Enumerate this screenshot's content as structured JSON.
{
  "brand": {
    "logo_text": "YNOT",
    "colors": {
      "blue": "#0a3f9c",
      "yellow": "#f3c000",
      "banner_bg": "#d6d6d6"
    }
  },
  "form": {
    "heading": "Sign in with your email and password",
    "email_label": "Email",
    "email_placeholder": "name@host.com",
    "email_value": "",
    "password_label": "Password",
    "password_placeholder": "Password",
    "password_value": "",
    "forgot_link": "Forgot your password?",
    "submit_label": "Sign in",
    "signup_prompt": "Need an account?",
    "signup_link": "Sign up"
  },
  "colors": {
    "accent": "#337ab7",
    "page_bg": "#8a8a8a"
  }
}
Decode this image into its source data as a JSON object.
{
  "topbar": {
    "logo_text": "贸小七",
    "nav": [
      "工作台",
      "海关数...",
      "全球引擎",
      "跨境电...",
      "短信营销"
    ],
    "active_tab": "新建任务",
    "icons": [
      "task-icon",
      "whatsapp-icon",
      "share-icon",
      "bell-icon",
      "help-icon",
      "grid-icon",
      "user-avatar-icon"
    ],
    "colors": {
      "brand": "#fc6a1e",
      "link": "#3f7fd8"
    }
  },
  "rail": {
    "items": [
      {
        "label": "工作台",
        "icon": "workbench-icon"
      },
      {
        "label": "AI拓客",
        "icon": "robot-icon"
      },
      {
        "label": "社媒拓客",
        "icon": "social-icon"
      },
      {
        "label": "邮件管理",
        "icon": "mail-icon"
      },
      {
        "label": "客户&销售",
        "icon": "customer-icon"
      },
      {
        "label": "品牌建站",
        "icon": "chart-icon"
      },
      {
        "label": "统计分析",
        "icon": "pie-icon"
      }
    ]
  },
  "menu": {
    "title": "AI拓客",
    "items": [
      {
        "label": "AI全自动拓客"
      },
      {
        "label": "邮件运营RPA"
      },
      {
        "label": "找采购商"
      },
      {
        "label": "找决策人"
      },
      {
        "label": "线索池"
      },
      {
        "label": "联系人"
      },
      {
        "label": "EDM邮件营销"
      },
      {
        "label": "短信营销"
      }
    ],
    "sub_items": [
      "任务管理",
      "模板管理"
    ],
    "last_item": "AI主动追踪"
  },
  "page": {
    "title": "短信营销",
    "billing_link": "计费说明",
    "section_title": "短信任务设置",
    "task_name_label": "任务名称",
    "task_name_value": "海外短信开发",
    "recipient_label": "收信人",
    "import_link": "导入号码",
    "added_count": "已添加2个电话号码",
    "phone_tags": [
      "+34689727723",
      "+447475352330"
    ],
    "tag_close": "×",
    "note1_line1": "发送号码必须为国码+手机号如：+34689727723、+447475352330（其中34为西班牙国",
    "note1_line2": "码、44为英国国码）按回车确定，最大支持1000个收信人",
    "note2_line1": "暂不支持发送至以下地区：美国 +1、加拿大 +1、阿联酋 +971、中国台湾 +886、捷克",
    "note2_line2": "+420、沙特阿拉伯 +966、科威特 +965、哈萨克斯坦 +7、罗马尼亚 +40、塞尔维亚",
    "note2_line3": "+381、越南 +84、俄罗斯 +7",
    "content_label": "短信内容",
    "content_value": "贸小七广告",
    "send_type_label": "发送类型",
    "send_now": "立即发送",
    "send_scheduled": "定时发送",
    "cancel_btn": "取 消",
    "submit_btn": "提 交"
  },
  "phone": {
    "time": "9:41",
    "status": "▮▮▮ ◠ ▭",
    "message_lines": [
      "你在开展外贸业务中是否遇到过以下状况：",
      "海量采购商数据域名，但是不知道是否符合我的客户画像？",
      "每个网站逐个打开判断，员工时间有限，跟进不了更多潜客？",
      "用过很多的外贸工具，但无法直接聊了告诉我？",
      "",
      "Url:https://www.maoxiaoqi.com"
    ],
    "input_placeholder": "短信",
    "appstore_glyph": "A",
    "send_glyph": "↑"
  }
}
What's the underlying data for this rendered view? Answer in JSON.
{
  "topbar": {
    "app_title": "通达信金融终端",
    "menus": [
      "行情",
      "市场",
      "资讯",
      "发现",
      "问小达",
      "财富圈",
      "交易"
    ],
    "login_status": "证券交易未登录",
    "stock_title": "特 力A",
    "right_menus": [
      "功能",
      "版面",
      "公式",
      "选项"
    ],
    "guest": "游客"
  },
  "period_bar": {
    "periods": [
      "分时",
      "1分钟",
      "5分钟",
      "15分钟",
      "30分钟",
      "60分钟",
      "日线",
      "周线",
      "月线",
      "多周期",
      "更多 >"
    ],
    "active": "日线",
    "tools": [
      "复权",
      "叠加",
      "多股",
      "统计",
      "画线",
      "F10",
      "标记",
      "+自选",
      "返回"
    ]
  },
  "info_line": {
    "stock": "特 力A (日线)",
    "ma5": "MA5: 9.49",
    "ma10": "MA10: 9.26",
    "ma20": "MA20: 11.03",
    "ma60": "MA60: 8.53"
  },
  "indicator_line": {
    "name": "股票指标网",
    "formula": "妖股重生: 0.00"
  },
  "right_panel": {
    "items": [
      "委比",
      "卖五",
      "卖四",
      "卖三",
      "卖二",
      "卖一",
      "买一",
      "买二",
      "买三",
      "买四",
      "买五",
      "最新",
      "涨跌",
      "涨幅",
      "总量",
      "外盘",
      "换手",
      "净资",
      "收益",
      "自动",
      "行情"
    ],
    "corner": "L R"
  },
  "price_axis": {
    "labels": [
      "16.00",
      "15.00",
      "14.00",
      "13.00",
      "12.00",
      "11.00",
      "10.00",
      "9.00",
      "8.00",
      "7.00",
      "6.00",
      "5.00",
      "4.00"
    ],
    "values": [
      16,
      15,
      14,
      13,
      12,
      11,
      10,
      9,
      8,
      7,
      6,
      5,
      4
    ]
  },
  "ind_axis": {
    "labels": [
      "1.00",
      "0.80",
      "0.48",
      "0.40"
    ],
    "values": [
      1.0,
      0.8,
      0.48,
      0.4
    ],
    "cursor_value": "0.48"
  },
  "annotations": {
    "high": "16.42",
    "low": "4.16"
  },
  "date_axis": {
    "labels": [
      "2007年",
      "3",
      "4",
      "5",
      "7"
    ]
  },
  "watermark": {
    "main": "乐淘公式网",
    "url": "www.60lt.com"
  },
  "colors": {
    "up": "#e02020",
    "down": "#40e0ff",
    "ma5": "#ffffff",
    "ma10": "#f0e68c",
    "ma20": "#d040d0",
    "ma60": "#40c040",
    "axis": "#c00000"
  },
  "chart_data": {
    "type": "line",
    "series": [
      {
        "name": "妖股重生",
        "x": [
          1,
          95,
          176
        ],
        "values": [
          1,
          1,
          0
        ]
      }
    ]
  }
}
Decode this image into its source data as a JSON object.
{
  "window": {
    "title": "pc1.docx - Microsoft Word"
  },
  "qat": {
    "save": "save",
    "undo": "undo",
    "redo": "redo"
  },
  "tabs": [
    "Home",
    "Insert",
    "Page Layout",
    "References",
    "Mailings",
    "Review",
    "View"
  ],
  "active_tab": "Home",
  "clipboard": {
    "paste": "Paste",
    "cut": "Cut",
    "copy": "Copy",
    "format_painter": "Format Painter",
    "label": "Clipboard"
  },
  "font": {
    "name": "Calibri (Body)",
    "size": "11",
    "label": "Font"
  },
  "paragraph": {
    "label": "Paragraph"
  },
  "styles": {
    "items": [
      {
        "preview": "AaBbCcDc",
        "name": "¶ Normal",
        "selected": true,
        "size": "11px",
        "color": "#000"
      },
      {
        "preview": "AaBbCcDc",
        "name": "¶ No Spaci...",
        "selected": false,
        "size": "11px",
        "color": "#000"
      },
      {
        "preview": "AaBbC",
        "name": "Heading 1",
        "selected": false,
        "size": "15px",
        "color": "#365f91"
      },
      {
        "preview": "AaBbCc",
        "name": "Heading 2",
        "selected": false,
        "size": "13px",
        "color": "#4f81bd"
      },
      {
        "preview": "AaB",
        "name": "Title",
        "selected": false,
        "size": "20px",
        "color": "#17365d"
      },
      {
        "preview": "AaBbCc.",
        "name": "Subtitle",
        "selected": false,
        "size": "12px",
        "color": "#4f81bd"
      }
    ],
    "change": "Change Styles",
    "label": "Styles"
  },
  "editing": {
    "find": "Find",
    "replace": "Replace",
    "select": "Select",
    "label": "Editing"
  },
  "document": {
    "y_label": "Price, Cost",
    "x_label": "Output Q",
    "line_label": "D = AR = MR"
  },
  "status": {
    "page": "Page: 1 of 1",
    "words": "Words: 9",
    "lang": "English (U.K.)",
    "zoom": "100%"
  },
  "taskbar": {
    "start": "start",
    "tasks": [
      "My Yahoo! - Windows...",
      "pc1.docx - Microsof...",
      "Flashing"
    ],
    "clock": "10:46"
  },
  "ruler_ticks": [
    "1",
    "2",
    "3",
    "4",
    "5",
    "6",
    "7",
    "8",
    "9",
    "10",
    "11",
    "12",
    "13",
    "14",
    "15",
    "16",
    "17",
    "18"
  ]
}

» Work instructions:
Scan the material above. Return every line containing the string "docx".

» Response:
    "title": "pc1.docx - Microsoft Word"
      "pc1.docx - Microsof...",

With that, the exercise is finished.